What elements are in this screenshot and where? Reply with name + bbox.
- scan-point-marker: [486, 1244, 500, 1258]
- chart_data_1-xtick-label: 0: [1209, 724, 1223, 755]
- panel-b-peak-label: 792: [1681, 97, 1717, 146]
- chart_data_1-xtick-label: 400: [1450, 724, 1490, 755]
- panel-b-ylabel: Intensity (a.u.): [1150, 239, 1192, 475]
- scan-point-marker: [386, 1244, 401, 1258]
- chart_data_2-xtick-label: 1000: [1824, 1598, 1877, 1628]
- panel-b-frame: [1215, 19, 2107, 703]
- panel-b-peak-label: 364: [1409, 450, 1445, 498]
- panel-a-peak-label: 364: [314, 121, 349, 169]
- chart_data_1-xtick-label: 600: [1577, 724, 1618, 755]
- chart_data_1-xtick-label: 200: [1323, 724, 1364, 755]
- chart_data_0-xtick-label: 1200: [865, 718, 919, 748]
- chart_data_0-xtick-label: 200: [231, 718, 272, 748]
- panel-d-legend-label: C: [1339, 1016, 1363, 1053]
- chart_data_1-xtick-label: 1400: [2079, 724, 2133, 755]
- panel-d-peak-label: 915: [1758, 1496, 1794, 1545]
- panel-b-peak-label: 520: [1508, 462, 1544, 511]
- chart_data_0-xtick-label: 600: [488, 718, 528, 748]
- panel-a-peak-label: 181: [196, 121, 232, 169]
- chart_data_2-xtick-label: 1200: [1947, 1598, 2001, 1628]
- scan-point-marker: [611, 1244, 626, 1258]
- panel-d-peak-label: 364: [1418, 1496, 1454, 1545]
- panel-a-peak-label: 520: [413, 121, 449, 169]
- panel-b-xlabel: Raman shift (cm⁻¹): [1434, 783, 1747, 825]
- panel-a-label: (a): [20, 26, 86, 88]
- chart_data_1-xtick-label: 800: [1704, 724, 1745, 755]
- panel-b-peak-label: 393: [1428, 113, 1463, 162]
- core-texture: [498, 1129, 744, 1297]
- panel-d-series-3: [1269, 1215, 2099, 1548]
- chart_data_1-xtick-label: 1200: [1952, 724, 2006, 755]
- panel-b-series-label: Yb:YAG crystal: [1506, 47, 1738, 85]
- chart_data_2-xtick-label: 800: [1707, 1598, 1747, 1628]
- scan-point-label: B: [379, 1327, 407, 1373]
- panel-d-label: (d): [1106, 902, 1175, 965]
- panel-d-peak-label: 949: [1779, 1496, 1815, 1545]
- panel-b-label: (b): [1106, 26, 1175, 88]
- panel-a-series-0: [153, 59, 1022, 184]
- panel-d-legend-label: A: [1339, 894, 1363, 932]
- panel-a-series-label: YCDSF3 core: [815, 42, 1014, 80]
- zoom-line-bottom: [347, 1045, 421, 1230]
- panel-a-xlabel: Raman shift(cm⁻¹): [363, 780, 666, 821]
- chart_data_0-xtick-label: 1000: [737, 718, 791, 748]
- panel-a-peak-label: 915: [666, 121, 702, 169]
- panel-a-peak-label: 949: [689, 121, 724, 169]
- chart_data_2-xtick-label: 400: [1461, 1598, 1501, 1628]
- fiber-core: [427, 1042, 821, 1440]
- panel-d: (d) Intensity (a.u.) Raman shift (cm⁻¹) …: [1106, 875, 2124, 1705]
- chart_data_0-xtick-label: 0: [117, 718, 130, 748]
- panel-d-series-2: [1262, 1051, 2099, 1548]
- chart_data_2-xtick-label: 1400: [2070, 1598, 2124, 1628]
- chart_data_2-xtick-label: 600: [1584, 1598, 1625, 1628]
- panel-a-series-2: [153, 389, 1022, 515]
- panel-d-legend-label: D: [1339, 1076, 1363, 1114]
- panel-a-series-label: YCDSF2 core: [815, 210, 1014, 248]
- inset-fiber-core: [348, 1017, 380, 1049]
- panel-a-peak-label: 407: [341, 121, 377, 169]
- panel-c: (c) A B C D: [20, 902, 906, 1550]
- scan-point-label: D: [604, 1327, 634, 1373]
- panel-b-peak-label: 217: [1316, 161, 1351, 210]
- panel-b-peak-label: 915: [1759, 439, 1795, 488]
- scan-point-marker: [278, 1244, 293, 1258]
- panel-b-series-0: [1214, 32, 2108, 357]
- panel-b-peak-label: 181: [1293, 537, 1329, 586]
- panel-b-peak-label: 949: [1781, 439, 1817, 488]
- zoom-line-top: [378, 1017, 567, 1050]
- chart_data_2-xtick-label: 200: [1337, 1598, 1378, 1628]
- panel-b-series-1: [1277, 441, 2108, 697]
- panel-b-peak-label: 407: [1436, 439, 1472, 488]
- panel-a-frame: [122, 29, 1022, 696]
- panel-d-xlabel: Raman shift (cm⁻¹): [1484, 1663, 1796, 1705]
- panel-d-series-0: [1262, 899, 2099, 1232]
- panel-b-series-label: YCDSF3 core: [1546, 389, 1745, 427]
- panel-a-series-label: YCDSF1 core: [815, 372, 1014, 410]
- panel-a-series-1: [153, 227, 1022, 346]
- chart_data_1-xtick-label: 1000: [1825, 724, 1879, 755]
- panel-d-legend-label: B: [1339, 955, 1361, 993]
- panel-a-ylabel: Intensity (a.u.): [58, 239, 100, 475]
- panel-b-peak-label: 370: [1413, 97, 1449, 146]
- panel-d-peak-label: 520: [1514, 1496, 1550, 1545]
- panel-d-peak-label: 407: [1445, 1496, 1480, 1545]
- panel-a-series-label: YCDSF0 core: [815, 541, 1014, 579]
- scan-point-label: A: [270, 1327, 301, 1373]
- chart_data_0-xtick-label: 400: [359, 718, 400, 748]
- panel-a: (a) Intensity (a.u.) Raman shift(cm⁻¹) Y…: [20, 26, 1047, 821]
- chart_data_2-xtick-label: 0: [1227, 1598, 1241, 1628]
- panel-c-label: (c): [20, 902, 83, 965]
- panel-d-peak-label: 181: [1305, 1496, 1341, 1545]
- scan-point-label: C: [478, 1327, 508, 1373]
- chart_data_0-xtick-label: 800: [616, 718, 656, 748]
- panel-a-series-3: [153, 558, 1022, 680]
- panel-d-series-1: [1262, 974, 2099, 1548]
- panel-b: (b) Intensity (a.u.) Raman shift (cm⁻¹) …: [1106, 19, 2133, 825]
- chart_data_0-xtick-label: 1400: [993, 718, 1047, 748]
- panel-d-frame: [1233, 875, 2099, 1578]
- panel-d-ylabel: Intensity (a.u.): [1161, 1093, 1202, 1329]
——
__Description of the task__: Convert the rows above into a JSON list of strings, one string per line, leaving out any blank lines.

__Response to this task__:
[
  "What elements are in this screenshot and where? Reply with name + bbox.",
  "- scan-point-marker: [486, 1244, 500, 1258]",
  "- chart_data_1-xtick-label: 0: [1209, 724, 1223, 755]",
  "- panel-b-peak-label: 792: [1681, 97, 1717, 146]",
  "- chart_data_1-xtick-label: 400: [1450, 724, 1490, 755]",
  "- panel-b-ylabel: Intensity (a.u.): [1150, 239, 1192, 475]",
  "- scan-point-marker: [386, 1244, 401, 1258]",
  "- chart_data_2-xtick-label: 1000: [1824, 1598, 1877, 1628]",
  "- panel-b-frame: [1215, 19, 2107, 703]",
  "- panel-b-peak-label: 364: [1409, 450, 1445, 498]",
  "- panel-a-peak-label: 364: [314, 121, 349, 169]",
  "- chart_data_1-xtick-label: 600: [1577, 724, 1618, 755]",
  "- chart_data_1-xtick-label: 200: [1323, 724, 1364, 755]",
  "- chart_data_0-xtick-label: 1200: [865, 718, 919, 748]",
  "- chart_data_0-xtick-label: 200: [231, 718, 272, 748]",
  "- panel-d-legend-label: C: [1339, 1016, 1363, 1053]",
  "- chart_data_1-xtick-label: 1400: [2079, 724, 2133, 755]",
  "- panel-d-peak-label: 915: [1758, 1496, 1794, 1545]",
  "- panel-b-peak-label: 520: [1508, 462, 1544, 511]",
  "- chart_data_0-xtick-label: 600: [488, 718, 528, 748]",
  "- panel-a-peak-label: 181: [196, 121, 232, 169]",
  "- chart_data_2-xtick-label: 1200: [1947, 1598, 2001, 1628]",
  "- scan-point-marker: [611, 1244, 626, 1258]",
  "- panel-d-peak-label: 364: [1418, 1496, 1454, 1545]",
  "- panel-a-peak-label: 520: [413, 121, 449, 169]",
  "- panel-b-xlabel: Raman shift (cm⁻¹): [1434, 783, 1747, 825]",
  "- panel-a-label: (a): [20, 26, 86, 88]",
  "- chart_data_1-xtick-label: 800: [1704, 724, 1745, 755]",
  "- panel-b-peak-label: 393: [1428, 113, 1463, 162]",
  "- core-texture: [498, 1129, 744, 1297]",
  "- panel-d-series-3: [1269, 1215, 2099, 1548]",
  "- chart_data_1-xtick-label: 1200: [1952, 724, 2006, 755]",
  "- panel-b-series-label: Yb:YAG crystal: [1506, 47, 1738, 85]",
  "- chart_data_2-xtick-label: 800: [1707, 1598, 1747, 1628]",
  "- scan-point-label: B: [379, 1327, 407, 1373]",
  "- panel-d-label: (d): [1106, 902, 1175, 965]",
  "- panel-d-peak-label: 949: [1779, 1496, 1815, 1545]",
  "- panel-b-label: (b): [1106, 26, 1175, 88]",
  "- panel-a-series-0: [153, 59, 1022, 184]",
  "- panel-d-legend-label: A: [1339, 894, 1363, 932]",
  "- panel-a-series-label: YCDSF3 core: [815, 42, 1014, 80]",
  "- zoom-line-bottom: [347, 1045, 421, 1230]",
  "- panel-a-xlabel: Raman shift(cm⁻¹): [363, 780, 666, 821]",
  "- chart_data_0-xtick-label: 1000: [737, 718, 791, 748]",
  "- panel-a-peak-label: 915: [666, 121, 702, 169]",
  "- panel-a-peak-label: 949: [689, 121, 724, 169]",
  "- chart_data_2-xtick-label: 400: [1461, 1598, 1501, 1628]",
  "- fiber-core: [427, 1042, 821, 1440]",
  "- panel-d: (d) Intensity (a.u.) Raman shift (cm⁻¹) …: [1106, 875, 2124, 1705]",
  "- chart_data_0-xtick-label: 0: [117, 718, 130, 748]",
  "- panel-d-series-2: [1262, 1051, 2099, 1548]",
  "- chart_data_2-xtick-label: 1400: [2070, 1598, 2124, 1628]",
  "- chart_data_2-xtick-label: 600: [1584, 1598, 1625, 1628]",
  "- panel-a-series-2: [153, 389, 1022, 515]",
  "- panel-d-legend-label: D: [1339, 1076, 1363, 1114]",
  "- panel-a-series-label: YCDSF2 core: [815, 210, 1014, 248]",
  "- inset-fiber-core: [348, 1017, 380, 1049]",
  "- panel-a-peak-label: 407: [341, 121, 377, 169]",
  "- panel-c: (c) A B C D: [20, 902, 906, 1550]",
  "- scan-point-label: D: [604, 1327, 634, 1373]",
  "- panel-b-peak-label: 217: [1316, 161, 1351, 210]",
  "- panel-b-peak-label: 915: [1759, 439, 1795, 488]",
  "- scan-point-marker: [278, 1244, 293, 1258]",
  "- panel-b-series-0: [1214, 32, 2108, 357]",
  "- panel-b-peak-label: 181: [1293, 537, 1329, 586]",
  "- panel-b-peak-label: 949: [1781, 439, 1817, 488]",
  "- zoom-line-top: [378, 1017, 567, 1050]",
  "- chart_data_2-xtick-label: 200: [1337, 1598, 1378, 1628]",
  "- panel-b-series-1: [1277, 441, 2108, 697]",
  "- panel-b-peak-label: 407: [1436, 439, 1472, 488]",
  "- panel-a-frame: [122, 29, 1022, 696]",
  "- panel-d-xlabel: Raman shift (cm⁻¹): [1484, 1663, 1796, 1705]",
  "- panel-d-series-0: [1262, 899, 2099, 1232]",
  "- panel-b-series-label: YCDSF3 core: [1546, 389, 1745, 427]",
  "- panel-a-series-label: YCDSF1 core: [815, 372, 1014, 410]",
  "- panel-a-series-1: [153, 227, 1022, 346]",
  "- chart_data_1-xtick-label: 1000: [1825, 724, 1879, 755]",
  "- panel-d-legend-label: B: [1339, 955, 1361, 993]",
  "- panel-a-ylabel: Intensity (a.u.): [58, 239, 100, 475]",
  "- panel-b-peak-label: 370: [1413, 97, 1449, 146]",
  "- panel-d-peak-label: 520: [1514, 1496, 1550, 1545]",
  "- panel-d-peak-label: 407: [1445, 1496, 1480, 1545]",
  "- panel-a-series-label: YCDSF0 core: [815, 541, 1014, 579]",
  "- scan-point-label: A: [270, 1327, 301, 1373]",
  "- chart_data_0-xtick-label: 400: [359, 718, 400, 748]",
  "- panel-a: (a) Intensity (a.u.) Raman shift(cm⁻¹) Y…: [20, 26, 1047, 821]",
  "- chart_data_2-xtick-label: 0: [1227, 1598, 1241, 1628]",
  "- panel-c-label: (c): [20, 902, 83, 965]",
  "- panel-d-peak-label: 181: [1305, 1496, 1341, 1545]",
  "- scan-point-label: C: [478, 1327, 508, 1373]",
  "- chart_data_0-xtick-label: 800: [616, 718, 656, 748]",
  "- panel-a-series-3: [153, 558, 1022, 680]",
  "- panel-d-series-1: [1262, 974, 2099, 1548]",
  "- panel-b: (b) Intensity (a.u.) Raman shift (cm⁻¹) …: [1106, 19, 2133, 825]",
  "- chart_data_0-xtick-label: 1400: [993, 718, 1047, 748]",
  "- panel-d-frame: [1233, 875, 2099, 1578]",
  "- panel-d-ylabel: Intensity (a.u.): [1161, 1093, 1202, 1329]"
]